BEGIN Excerpted records

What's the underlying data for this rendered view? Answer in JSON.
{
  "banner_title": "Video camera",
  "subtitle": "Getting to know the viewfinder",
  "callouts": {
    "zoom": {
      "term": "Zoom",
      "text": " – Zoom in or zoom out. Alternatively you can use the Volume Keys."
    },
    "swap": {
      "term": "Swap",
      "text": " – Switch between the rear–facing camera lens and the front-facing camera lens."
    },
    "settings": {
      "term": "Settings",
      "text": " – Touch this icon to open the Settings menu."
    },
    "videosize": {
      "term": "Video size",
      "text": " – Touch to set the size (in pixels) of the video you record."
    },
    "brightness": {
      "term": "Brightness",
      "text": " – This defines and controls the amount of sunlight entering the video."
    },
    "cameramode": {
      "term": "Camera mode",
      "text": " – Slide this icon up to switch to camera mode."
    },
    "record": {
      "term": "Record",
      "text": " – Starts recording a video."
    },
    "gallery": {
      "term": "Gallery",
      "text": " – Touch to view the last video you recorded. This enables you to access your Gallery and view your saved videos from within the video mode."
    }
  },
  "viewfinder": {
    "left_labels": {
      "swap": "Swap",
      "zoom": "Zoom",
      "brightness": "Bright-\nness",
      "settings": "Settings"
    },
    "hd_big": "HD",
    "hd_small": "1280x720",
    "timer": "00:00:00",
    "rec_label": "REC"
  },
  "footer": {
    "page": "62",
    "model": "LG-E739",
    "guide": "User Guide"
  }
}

END Excerpted records
BEGIN Excerpted records

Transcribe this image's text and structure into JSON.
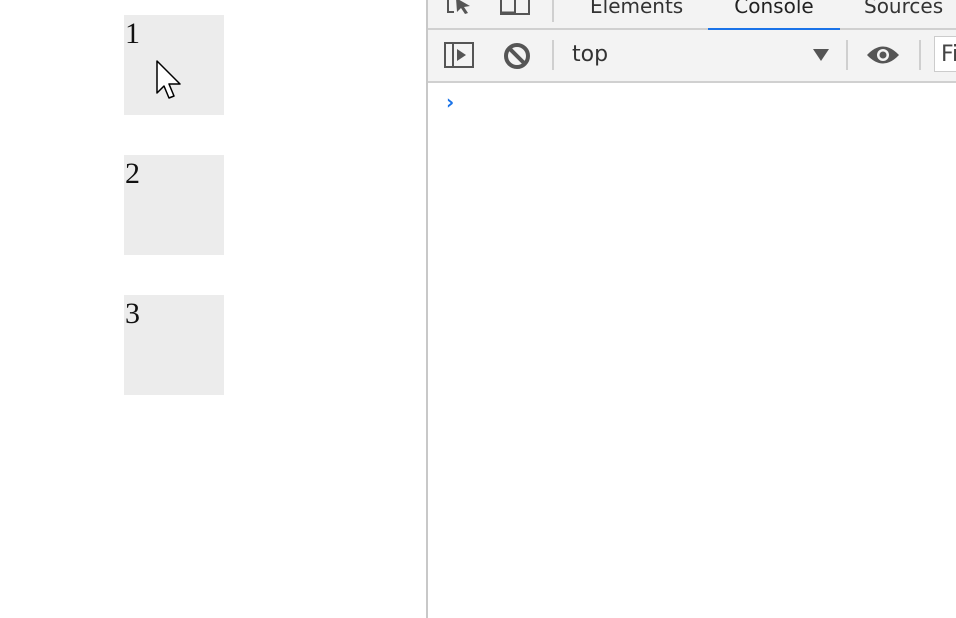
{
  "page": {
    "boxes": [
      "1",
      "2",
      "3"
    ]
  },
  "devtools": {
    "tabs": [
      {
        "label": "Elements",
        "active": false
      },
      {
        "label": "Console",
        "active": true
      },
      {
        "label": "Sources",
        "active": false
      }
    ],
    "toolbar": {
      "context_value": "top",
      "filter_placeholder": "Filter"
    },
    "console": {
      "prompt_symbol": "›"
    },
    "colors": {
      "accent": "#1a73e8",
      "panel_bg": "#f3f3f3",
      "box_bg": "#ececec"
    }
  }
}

END Excerpted records

- [Task requirements]: Go through the data above and find the lines with the word "viewfinder". Copy each of those lines.

- [Response]:
  "subtitle": "Getting to know the viewfinder",
  "viewfinder": {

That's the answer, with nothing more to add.